● **WHAT TO PRODUCE**
Pictures do not belong in the copy. Return all of the entries exactly.

● **MATERIAL**

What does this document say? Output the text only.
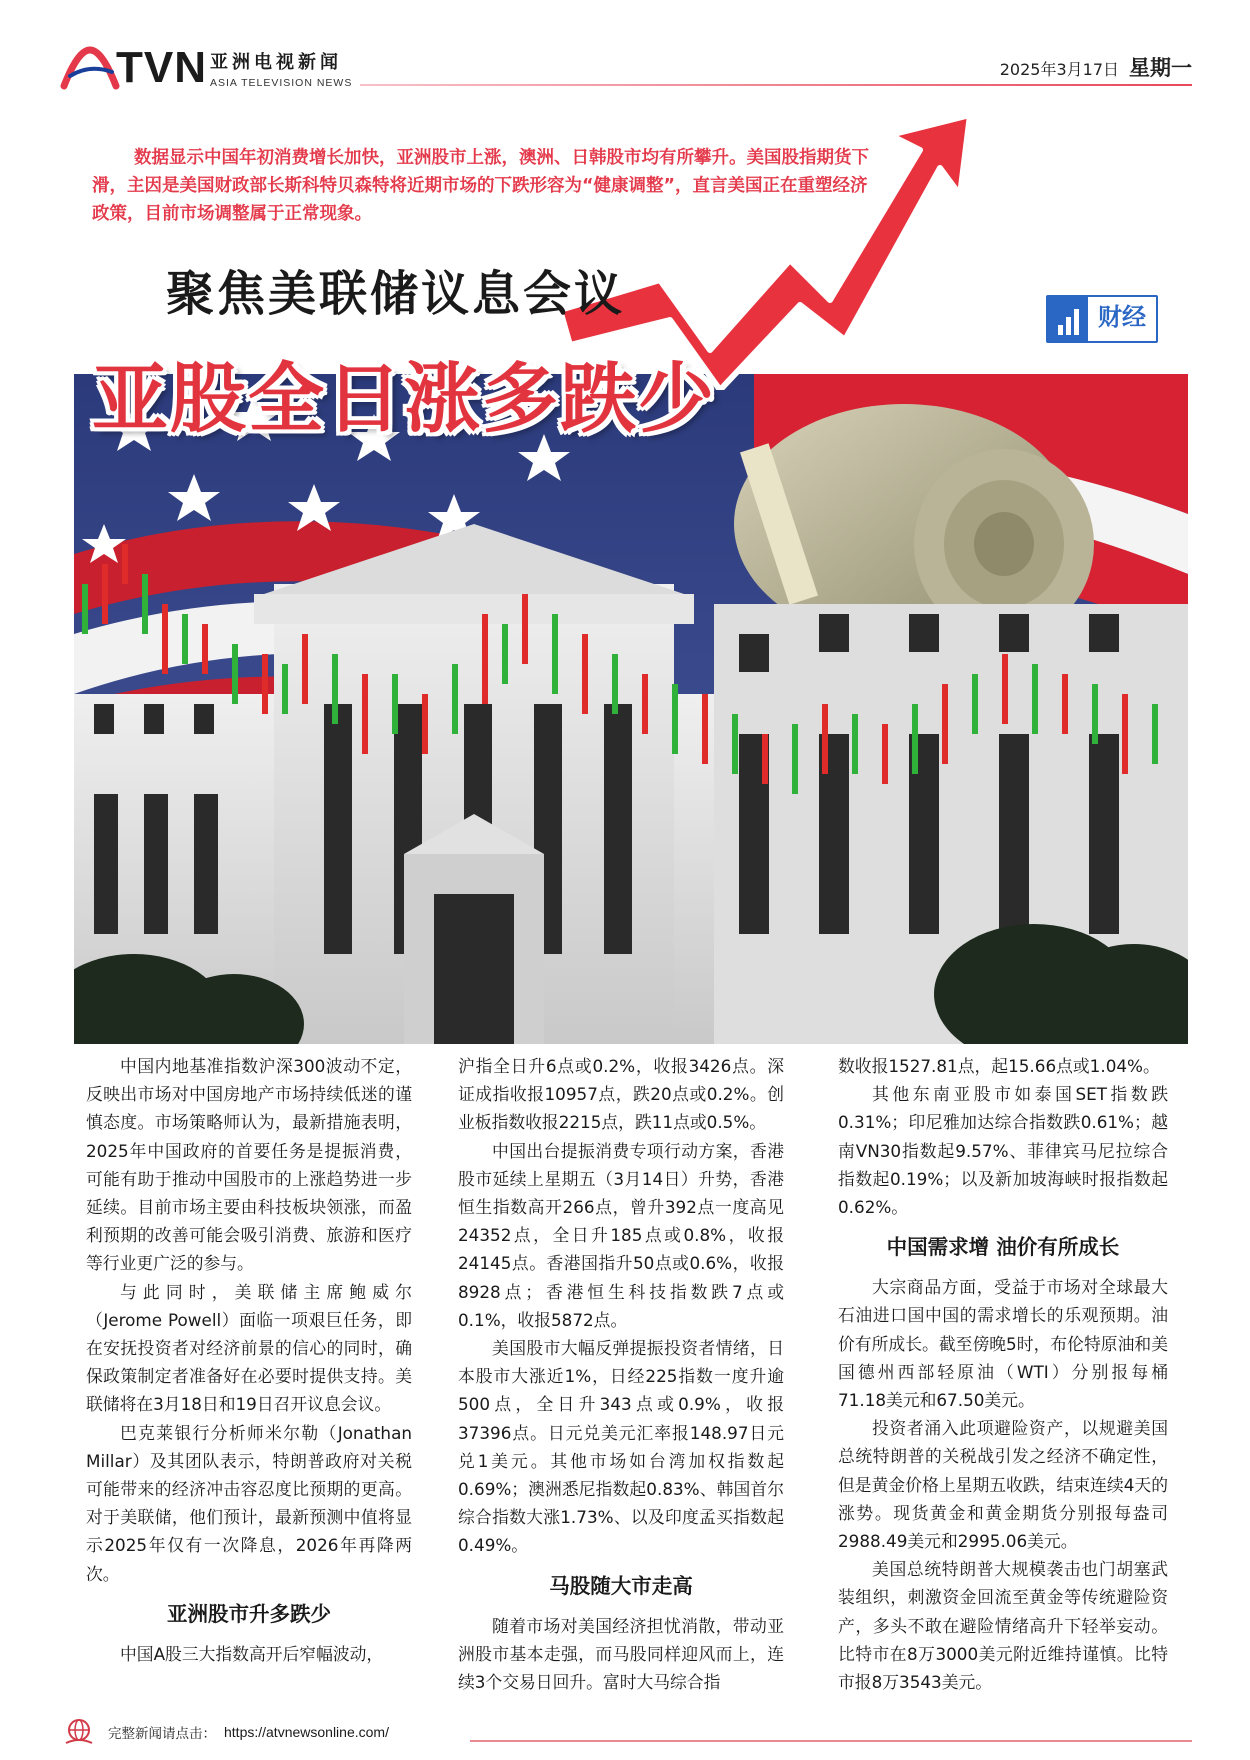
TVN 亚洲电视新闻
ASIA TELEVISION NEWS
2025年3月17日 星期一
数据显示中国年初消费增长加快，亚洲股市上涨，澳洲、日韩股市均有所攀升。美国股指期货下滑，主因是美国财政部长斯科特贝森特将近期市场的下跌形容为“健康调整”，直言美国正在重塑经济政策，目前市场调整属于正常现象。
聚焦美联储议息会议
亚股全日涨多跌少
财经

中国内地基准指数沪深300波动不定，反映出市场对中国房地产市场持续低迷的谨慎态度。市场策略师认为，最新措施表明，2025年中国政府的首要任务是提振消费，可能有助于推动中国股市的上涨趋势进一步延续。目前市场主要由科技板块领涨，而盈利预期的改善可能会吸引消费、旅游和医疗等行业更广泛的参与。

与此同时，美联储主席鲍威尔（Jerome Powell）面临一项艰巨任务，即在安抚投资者对经济前景的信心的同时，确保政策制定者准备好在必要时提供支持。美联储将在3月18日和19日召开议息会议。

巴克莱银行分析师米尔勒（Jonathan Millar）及其团队表示，特朗普政府对关税可能带来的经济冲击容忍度比预期的更高。对于美联储，他们预计，最新预测中值将显示2025年仅有一次降息，2026年再降两次。

亚洲股市升多跌少

中国A股三大指数高开后窄幅波动，

沪指全日升6点或0.2%，收报3426点。深证成指收报10957点，跌20点或0.2%。创业板指数收报2215点，跌11点或0.5%。

中国出台提振消费专项行动方案，香港股市延续上星期五（3月14日）升势，香港恒生指数高开266点，曾升392点一度高见24352点，全日升185点或0.8%，收报24145点。香港国指升50点或0.6%，收报8928点；香港恒生科技指数跌7点或0.1%，收报5872点。

美国股市大幅反弹提振投资者情绪，日本股市大涨近1%，日经225指数一度升逾500点，全日升343点或0.9%，收报37396点。日元兑美元汇率报148.97日元兑1美元。其他市场如台湾加权指数起0.69%；澳洲悉尼指数起0.83%、韩国首尔综合指数大涨1.73%、以及印度孟买指数起0.49%。

马股随大市走高

随着市场对美国经济担忧消散，带动亚洲股市基本走强，而马股同样迎风而上，连续3个交易日回升。富时大马综合指

数收报1527.81点，起15.66点或1.04%。

其他东南亚股市如泰国SET指数跌0.31%；印尼雅加达综合指数跌0.61%；越南VN30指数起9.57%、菲律宾马尼拉综合指数起0.19%；以及新加坡海峡时报指数起0.62%。

中国需求增 油价有所成长

大宗商品方面，受益于市场对全球最大石油进口国中国的需求增长的乐观预期。油价有所成长。截至傍晚5时，布伦特原油和美国德州西部轻原油（WTI）分别报每桶71.18美元和67.50美元。

投资者涌入此项避险资产，以规避美国总统特朗普的关税战引发之经济不确定性，但是黄金价格上星期五收跌，结束连续4天的涨势。现货黄金和黄金期货分别报每盎司2988.49美元和2995.06美元。

美国总统特朗普大规模袭击也门胡塞武装组织，刺激资金回流至黄金等传统避险资产，多头不敢在避险情绪高升下轻举妄动。比特市在8万3000美元附近维持谨慎。比特市报8万3543美元。

完整新闻请点击： https://atvnewsonline.com/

● **EXERCISE SOLUTION**
What does this document say? Output the text only.
TVN 亚洲电视新闻
ASIA TELEVISION NEWS
2025年3月17日 星期一
数据显示中国年初消费增长加快，亚洲股市上涨，澳洲、日韩股市均有所攀升。美国股指期货下滑，主因是美国财政部长斯科特贝森特将近期市场的下跌形容为“健康调整”，直言美国正在重塑经济政策，目前市场调整属于正常现象。
聚焦美联储议息会议
亚股全日涨多跌少
财经

中国内地基准指数沪深300波动不定，反映出市场对中国房地产市场持续低迷的谨慎态度。市场策略师认为，最新措施表明，2025年中国政府的首要任务是提振消费，可能有助于推动中国股市的上涨趋势进一步延续。目前市场主要由科技板块领涨，而盈利预期的改善可能会吸引消费、旅游和医疗等行业更广泛的参与。

与此同时，美联储主席鲍威尔（Jerome Powell）面临一项艰巨任务，即在安抚投资者对经济前景的信心的同时，确保政策制定者准备好在必要时提供支持。美联储将在3月18日和19日召开议息会议。

巴克莱银行分析师米尔勒（Jonathan Millar）及其团队表示，特朗普政府对关税可能带来的经济冲击容忍度比预期的更高。对于美联储，他们预计，最新预测中值将显示2025年仅有一次降息，2026年再降两次。

亚洲股市升多跌少

中国A股三大指数高开后窄幅波动，

沪指全日升6点或0.2%，收报3426点。深证成指收报10957点，跌20点或0.2%。创业板指数收报2215点，跌11点或0.5%。

中国出台提振消费专项行动方案，香港股市延续上星期五（3月14日）升势，香港恒生指数高开266点，曾升392点一度高见24352点，全日升185点或0.8%，收报24145点。香港国指升50点或0.6%，收报8928点；香港恒生科技指数跌7点或0.1%，收报5872点。

美国股市大幅反弹提振投资者情绪，日本股市大涨近1%，日经225指数一度升逾500点，全日升343点或0.9%，收报37396点。日元兑美元汇率报148.97日元兑1美元。其他市场如台湾加权指数起0.69%；澳洲悉尼指数起0.83%、韩国首尔综合指数大涨1.73%、以及印度孟买指数起0.49%。

马股随大市走高

随着市场对美国经济担忧消散，带动亚洲股市基本走强，而马股同样迎风而上，连续3个交易日回升。富时大马综合指

数收报1527.81点，起15.66点或1.04%。

其他东南亚股市如泰国SET指数跌0.31%；印尼雅加达综合指数跌0.61%；越南VN30指数起9.57%、菲律宾马尼拉综合指数起0.19%；以及新加坡海峡时报指数起0.62%。

中国需求增 油价有所成长

大宗商品方面，受益于市场对全球最大石油进口国中国的需求增长的乐观预期。油价有所成长。截至傍晚5时，布伦特原油和美国德州西部轻原油（WTI）分别报每桶71.18美元和67.50美元。

投资者涌入此项避险资产，以规避美国总统特朗普的关税战引发之经济不确定性，但是黄金价格上星期五收跌，结束连续4天的涨势。现货黄金和黄金期货分别报每盎司2988.49美元和2995.06美元。

美国总统特朗普大规模袭击也门胡塞武装组织，刺激资金回流至黄金等传统避险资产，多头不敢在避险情绪高升下轻举妄动。比特市在8万3000美元附近维持谨慎。比特市报8万3543美元。

完整新闻请点击： https://atvnewsonline.com/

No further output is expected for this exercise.